• **Aim**: Find all lines in the records that include the word "собой", and copy them out.

Dataset items
━━━
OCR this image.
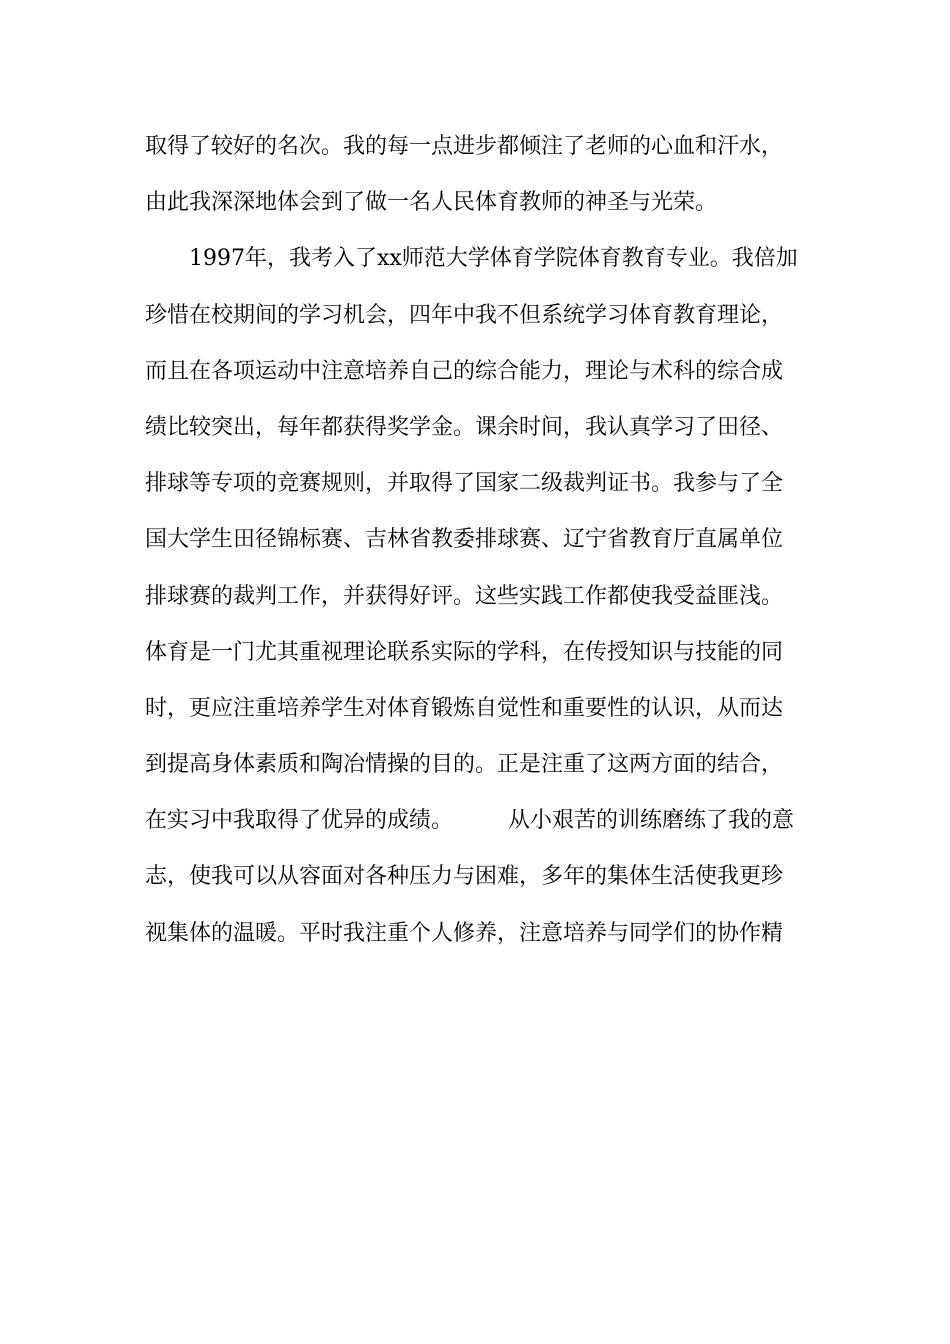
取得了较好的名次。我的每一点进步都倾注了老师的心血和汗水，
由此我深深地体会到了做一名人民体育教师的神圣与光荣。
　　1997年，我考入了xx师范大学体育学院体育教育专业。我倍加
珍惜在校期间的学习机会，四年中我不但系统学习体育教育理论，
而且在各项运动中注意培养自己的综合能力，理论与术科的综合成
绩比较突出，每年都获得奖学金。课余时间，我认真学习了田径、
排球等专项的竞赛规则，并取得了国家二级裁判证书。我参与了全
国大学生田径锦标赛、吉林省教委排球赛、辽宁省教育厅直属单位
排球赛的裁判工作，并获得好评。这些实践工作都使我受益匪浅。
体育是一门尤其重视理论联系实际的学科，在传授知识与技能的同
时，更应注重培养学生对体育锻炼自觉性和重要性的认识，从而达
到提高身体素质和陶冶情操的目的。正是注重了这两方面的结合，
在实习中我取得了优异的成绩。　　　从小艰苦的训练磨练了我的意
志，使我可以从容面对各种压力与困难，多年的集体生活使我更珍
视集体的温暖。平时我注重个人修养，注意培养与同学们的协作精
━━━
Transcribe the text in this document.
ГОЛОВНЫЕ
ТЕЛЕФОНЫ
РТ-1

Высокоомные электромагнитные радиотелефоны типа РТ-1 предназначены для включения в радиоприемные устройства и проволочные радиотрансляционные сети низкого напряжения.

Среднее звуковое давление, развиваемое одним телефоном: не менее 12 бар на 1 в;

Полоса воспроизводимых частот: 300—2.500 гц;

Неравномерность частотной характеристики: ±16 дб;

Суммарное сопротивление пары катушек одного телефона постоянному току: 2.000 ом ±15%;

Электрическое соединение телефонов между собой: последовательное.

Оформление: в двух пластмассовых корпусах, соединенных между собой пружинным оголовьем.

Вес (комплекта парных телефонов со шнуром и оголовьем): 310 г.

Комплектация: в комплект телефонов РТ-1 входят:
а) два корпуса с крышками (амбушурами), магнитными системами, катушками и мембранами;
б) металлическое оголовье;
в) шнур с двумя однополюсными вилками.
━━━
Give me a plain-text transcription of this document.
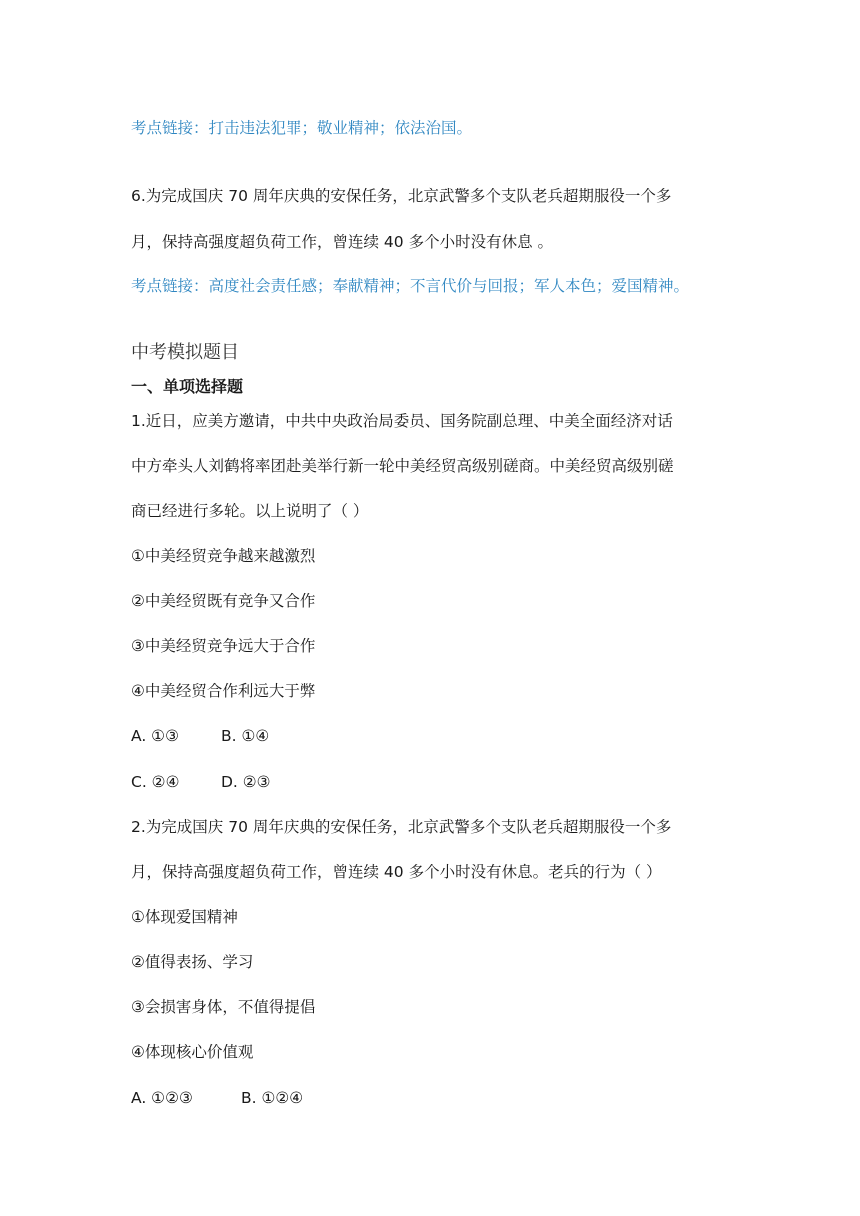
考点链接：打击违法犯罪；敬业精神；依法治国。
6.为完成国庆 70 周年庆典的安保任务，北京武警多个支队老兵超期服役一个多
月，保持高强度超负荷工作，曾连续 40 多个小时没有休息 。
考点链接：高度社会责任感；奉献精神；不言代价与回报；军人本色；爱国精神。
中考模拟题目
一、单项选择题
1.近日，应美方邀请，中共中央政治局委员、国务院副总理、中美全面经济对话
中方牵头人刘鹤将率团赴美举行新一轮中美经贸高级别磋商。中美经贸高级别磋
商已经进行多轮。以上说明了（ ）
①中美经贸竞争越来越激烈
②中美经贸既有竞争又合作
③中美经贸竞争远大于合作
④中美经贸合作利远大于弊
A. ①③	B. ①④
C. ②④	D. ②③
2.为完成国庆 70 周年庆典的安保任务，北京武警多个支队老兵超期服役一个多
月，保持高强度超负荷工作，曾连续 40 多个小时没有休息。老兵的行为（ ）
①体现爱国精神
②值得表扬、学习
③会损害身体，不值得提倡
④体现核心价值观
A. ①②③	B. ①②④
━━━
• **Solution for this task**:
Электрическое соединение телефонов между собой: последовательное.
Оформление: в двух пластмассовых корпусах, соединенных между собой пружинным оголовьем.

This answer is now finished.